__PROMPT__
Pull out each line of the records holding the string "Senhora".

BEGIN

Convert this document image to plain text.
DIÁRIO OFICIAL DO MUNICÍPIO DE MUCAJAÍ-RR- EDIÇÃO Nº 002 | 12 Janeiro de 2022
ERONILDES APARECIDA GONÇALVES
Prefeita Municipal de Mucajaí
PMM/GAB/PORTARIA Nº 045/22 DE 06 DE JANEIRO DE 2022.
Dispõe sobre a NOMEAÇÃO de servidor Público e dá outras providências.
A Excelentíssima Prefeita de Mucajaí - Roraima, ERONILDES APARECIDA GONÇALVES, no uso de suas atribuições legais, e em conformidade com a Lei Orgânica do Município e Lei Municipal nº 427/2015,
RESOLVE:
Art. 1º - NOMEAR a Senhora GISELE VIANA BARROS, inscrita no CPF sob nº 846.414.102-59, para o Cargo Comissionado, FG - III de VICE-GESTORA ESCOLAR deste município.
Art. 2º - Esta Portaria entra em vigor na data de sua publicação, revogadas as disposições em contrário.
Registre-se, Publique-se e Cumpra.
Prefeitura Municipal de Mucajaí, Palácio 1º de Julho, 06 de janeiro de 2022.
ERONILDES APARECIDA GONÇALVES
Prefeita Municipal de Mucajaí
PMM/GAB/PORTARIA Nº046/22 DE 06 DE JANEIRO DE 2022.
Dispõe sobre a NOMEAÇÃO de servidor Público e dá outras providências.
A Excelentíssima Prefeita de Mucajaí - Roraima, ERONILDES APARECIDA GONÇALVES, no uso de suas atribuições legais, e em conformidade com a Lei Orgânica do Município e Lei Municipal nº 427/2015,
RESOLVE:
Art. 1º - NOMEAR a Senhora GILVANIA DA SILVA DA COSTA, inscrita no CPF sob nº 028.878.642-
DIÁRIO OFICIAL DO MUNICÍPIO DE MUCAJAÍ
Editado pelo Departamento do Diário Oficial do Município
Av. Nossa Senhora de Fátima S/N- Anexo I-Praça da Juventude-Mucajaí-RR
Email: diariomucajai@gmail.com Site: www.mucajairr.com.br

END

__EXERCISE ANSWER__
Art. 1º - NOMEAR a Senhora GISELE VIANA BARROS, inscrita no CPF sob nº 846.414.102-59, para o Cargo Comissionado, FG - III de VICE-GESTORA ESCOLAR deste município.
Art. 1º - NOMEAR a Senhora GILVANIA DA SILVA DA COSTA, inscrita no CPF sob nº 028.878.642-
Av. Nossa Senhora de Fátima S/N- Anexo I-Praça da Juventude-Mucajaí-RR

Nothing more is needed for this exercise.